- Directions: Swap "x-tick-label" for "x-axis-tick" in the items from the line with "y-tick-label: 20 — [48, 249, 67, 267]" to the line with "legend: target from", leaving everything else unchanged. Return only those lines.

Spatial annotation items:

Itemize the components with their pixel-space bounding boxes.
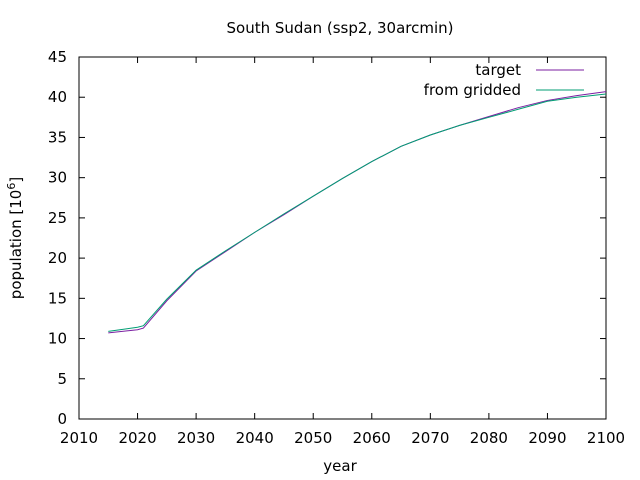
y-tick-label: 20 — [48, 249, 67, 267]
series-line-from-gridded — [108, 93, 607, 332]
legend-label: target — [475, 61, 521, 79]
y-tick-label: 30 — [48, 169, 67, 187]
x-tick-label: 2100 — [587, 429, 625, 447]
x-tick-label: 2030 — [177, 429, 215, 447]
y-tick-label: 40 — [48, 88, 67, 106]
x-axis-label: year — [323, 457, 357, 475]
x-tick-label: 2070 — [411, 429, 449, 447]
y-tick-label: 25 — [48, 209, 67, 227]
y-axis-label: population [106] — [5, 177, 25, 299]
y-tick-label: 5 — [57, 370, 67, 388]
y-tick-label: 10 — [48, 330, 67, 348]
y-axis: 0 5 10 15 20 25 30 35 40 45 — [48, 48, 606, 428]
legend: target from gridded — [424, 61, 584, 99]
chart-title: South Sudan (ssp2, 30arcmin) — [227, 19, 454, 37]
x-tick-label: 2090 — [528, 429, 566, 447]
series-line-target — [108, 91, 607, 334]
x-tick-label: 2040 — [236, 429, 274, 447]
legend-label: from gridded — [424, 81, 521, 99]
x-tick-label: 2020 — [118, 429, 156, 447]
plot-area-frame — [78, 56, 607, 420]
y-tick-label: 15 — [48, 289, 67, 307]
x-tick-label: 2050 — [294, 429, 332, 447]
x-tick-label: 2080 — [470, 429, 508, 447]
x-tick-label: 2060 — [353, 429, 391, 447]
y-axis-label-exponent: 6 — [5, 183, 18, 190]
x-axis: 2010 2020 2030 2040 2050 2060 2070 2080 2090 2100 — [60, 57, 625, 447]
y-tick-label: 35 — [48, 128, 67, 146]
y-tick-label: 45 — [48, 48, 67, 66]
x-tick-label: 2010 — [60, 429, 98, 447]
series-layer — [108, 91, 607, 334]
y-axis-label-end: ] — [7, 177, 25, 183]
y-tick-label: 0 — [57, 410, 67, 428]
y-axis-label-text: population [10 — [7, 190, 25, 300]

- Answer to this exercise:
y-tick-label: 20 — [48, 249, 67, 267]
series-line-from-gridded — [108, 93, 607, 332]
legend-label: target — [475, 61, 521, 79]
y-tick-label: 30 — [48, 169, 67, 187]
x-axis-tick: 2100 — [587, 429, 625, 447]
x-axis-tick: 2030 — [177, 429, 215, 447]
y-tick-label: 40 — [48, 88, 67, 106]
x-axis-label: year — [323, 457, 357, 475]
x-axis-tick: 2070 — [411, 429, 449, 447]
y-tick-label: 25 — [48, 209, 67, 227]
y-axis-label: population [106] — [5, 177, 25, 299]
y-tick-label: 5 — [57, 370, 67, 388]
y-tick-label: 10 — [48, 330, 67, 348]
y-axis: 0 5 10 15 20 25 30 35 40 45 — [48, 48, 606, 428]
legend: target from gridded — [424, 61, 584, 99]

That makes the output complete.